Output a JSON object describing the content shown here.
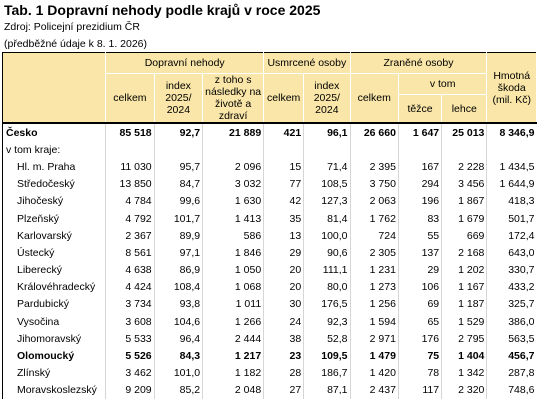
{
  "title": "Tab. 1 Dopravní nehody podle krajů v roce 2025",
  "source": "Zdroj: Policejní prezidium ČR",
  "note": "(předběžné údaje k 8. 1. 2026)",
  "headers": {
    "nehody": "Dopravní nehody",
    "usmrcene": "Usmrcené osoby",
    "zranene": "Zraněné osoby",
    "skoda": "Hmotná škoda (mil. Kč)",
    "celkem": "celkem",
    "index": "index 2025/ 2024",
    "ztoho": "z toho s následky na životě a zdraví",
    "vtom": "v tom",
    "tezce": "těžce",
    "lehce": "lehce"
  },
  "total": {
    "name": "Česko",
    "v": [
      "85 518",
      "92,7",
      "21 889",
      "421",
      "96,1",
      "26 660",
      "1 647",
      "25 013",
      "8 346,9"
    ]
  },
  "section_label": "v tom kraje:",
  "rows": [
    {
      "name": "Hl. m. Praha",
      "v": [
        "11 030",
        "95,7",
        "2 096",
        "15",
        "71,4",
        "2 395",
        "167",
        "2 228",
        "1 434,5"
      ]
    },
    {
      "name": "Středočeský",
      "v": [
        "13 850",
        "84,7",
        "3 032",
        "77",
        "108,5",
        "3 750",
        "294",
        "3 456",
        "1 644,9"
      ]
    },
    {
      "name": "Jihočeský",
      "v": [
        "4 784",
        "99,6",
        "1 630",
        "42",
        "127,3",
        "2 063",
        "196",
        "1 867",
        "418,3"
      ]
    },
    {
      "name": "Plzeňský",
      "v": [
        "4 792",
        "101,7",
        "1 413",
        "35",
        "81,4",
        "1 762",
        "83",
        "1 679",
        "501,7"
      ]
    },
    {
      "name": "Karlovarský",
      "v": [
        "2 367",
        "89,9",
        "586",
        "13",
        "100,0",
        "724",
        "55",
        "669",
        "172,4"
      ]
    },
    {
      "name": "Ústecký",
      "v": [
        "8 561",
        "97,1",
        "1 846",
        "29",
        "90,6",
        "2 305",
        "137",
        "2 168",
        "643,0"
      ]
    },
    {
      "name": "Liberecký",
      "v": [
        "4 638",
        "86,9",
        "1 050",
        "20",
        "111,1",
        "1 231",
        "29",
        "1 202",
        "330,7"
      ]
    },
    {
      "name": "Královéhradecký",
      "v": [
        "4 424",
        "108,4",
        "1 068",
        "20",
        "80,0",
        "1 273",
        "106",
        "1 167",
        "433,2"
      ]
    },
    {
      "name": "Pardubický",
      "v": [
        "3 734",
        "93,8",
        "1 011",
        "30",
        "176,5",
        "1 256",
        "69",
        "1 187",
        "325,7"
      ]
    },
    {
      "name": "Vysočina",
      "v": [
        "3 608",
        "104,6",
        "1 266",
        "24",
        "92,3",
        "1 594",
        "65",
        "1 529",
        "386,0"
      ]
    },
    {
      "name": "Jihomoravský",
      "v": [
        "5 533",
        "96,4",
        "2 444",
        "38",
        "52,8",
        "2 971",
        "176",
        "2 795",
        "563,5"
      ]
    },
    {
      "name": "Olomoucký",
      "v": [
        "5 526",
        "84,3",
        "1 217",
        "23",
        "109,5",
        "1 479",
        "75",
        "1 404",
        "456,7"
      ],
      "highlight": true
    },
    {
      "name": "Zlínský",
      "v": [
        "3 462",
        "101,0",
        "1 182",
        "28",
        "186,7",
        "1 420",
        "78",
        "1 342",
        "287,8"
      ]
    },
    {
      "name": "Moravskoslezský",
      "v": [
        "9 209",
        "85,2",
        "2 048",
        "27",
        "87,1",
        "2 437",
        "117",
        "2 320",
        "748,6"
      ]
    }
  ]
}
==
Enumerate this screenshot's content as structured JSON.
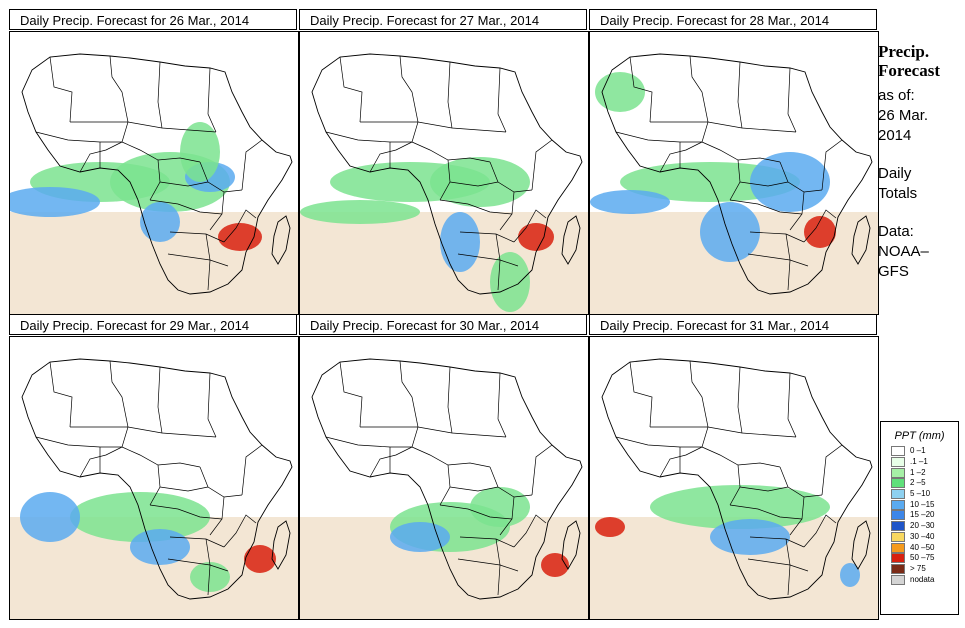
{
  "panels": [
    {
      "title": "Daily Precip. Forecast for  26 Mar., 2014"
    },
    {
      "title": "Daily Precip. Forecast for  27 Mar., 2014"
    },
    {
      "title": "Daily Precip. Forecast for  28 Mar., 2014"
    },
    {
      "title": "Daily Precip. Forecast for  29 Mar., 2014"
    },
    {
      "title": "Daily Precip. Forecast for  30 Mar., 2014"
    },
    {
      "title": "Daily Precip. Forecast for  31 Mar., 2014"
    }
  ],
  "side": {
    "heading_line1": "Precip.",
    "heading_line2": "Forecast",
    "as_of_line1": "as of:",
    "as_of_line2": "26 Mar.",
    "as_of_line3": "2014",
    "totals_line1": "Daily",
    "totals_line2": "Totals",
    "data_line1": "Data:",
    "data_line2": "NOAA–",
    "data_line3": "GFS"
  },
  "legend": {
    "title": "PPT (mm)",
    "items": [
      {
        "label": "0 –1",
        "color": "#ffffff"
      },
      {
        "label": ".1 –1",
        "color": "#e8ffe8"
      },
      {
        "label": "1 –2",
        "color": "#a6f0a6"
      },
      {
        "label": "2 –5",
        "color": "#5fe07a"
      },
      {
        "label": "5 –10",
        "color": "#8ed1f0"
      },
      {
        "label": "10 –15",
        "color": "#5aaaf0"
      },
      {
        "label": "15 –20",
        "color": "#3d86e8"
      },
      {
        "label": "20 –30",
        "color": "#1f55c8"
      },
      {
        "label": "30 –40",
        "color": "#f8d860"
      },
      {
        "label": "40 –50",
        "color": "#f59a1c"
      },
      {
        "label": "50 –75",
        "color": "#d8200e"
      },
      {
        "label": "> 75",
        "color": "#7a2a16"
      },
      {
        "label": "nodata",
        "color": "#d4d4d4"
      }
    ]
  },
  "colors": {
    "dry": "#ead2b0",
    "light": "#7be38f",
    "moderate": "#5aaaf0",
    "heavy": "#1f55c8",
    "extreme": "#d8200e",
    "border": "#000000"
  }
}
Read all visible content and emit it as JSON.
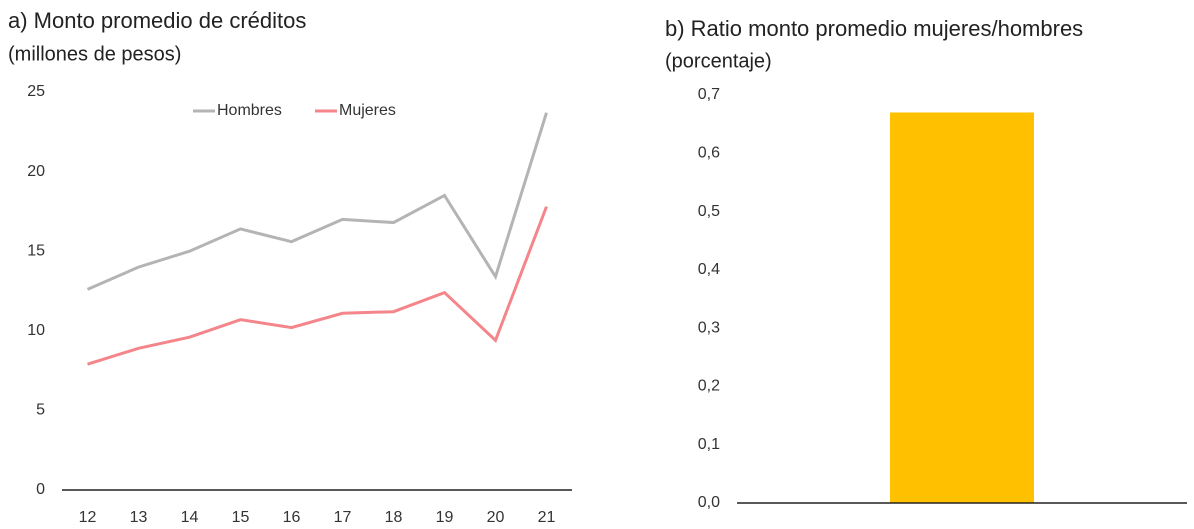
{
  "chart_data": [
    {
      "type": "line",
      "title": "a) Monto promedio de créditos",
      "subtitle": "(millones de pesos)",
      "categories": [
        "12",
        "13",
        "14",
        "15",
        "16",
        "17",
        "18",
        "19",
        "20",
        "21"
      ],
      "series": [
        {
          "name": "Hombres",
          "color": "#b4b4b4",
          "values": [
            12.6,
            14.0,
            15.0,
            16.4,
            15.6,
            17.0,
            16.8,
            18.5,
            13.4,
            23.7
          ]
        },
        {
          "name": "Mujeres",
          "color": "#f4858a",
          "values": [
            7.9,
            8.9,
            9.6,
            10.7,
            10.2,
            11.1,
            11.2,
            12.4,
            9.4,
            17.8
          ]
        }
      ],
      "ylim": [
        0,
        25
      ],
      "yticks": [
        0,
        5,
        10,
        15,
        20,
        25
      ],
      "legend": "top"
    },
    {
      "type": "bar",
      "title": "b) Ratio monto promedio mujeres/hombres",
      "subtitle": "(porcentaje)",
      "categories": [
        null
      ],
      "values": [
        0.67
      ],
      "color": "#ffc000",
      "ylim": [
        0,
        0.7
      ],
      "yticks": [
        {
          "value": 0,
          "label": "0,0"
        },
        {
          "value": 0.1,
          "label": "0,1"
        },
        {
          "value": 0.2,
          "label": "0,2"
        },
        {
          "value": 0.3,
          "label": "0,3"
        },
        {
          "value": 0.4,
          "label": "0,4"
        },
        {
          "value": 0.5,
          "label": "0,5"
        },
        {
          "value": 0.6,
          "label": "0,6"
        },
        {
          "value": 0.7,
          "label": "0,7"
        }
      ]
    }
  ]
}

* **Exercise**: The answer is a single number: how many lines include the word "Precip"?

* **Exercise response**: 7